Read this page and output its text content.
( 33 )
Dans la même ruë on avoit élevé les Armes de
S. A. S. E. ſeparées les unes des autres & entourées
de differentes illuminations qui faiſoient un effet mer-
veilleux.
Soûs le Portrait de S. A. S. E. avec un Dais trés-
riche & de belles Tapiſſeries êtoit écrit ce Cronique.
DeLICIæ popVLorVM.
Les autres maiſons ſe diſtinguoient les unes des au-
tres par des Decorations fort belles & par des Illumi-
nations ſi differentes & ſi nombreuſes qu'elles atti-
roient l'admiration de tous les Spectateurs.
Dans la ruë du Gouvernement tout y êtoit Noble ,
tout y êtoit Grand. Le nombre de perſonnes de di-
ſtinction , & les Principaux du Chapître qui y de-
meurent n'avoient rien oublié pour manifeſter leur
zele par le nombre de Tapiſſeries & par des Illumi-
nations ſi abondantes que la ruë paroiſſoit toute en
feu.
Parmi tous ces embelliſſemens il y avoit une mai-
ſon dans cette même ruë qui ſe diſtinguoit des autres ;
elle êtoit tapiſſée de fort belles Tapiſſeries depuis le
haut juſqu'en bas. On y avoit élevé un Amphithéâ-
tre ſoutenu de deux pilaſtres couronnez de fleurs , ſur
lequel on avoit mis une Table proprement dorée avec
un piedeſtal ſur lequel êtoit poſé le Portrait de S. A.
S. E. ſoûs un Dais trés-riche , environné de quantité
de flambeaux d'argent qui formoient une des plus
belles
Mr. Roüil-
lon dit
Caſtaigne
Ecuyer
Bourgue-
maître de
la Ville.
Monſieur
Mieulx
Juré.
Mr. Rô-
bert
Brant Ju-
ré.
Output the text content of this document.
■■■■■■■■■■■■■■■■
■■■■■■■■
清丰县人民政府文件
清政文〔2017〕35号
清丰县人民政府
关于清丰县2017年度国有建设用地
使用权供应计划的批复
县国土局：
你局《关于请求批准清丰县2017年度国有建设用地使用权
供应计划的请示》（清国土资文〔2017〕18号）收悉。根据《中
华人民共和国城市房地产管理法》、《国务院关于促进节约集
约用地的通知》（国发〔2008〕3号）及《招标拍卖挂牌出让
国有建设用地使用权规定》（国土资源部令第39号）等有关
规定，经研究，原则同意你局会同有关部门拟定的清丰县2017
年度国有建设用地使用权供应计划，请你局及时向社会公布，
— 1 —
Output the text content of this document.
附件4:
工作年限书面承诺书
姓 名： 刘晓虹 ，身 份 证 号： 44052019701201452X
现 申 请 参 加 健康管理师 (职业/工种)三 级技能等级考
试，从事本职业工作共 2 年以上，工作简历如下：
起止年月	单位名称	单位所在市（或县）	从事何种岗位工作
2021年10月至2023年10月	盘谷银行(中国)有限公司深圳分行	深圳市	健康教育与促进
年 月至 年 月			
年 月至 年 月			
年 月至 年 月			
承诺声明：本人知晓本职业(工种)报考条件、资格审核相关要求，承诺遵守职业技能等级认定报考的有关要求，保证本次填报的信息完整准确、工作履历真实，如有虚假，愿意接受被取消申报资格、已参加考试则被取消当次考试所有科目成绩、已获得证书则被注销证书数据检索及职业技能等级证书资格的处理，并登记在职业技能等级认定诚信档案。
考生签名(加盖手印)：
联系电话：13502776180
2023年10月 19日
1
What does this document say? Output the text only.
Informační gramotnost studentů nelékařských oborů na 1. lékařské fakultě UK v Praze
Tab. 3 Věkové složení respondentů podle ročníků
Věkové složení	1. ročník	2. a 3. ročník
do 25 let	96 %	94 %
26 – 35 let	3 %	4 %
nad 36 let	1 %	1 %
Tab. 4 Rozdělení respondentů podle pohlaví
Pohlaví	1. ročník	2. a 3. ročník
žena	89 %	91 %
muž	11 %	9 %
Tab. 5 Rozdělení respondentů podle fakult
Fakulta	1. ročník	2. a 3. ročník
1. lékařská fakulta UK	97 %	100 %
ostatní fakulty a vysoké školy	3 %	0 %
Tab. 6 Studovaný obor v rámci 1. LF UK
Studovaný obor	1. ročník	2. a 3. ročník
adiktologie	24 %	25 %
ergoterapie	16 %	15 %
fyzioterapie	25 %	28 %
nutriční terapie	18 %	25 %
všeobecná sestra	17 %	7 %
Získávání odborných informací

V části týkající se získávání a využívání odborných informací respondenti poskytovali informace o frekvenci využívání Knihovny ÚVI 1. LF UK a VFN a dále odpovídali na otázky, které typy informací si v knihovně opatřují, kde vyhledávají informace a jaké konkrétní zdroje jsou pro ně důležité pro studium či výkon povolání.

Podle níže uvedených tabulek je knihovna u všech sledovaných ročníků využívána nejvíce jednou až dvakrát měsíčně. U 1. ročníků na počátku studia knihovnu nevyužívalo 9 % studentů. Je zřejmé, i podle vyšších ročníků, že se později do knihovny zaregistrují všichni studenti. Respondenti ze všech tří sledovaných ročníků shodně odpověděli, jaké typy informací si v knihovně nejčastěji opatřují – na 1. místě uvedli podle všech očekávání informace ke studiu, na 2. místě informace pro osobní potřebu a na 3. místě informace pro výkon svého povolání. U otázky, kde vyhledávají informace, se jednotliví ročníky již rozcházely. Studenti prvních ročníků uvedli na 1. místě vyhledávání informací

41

_BRIEF_.
Lines that include the word "Rozdělení" are to be extracted from the data above.

_THE RESPONSE_.
Tab. 4 Rozdělení respondentů podle pohlaví
Tab. 5 Rozdělení respondentů podle fakult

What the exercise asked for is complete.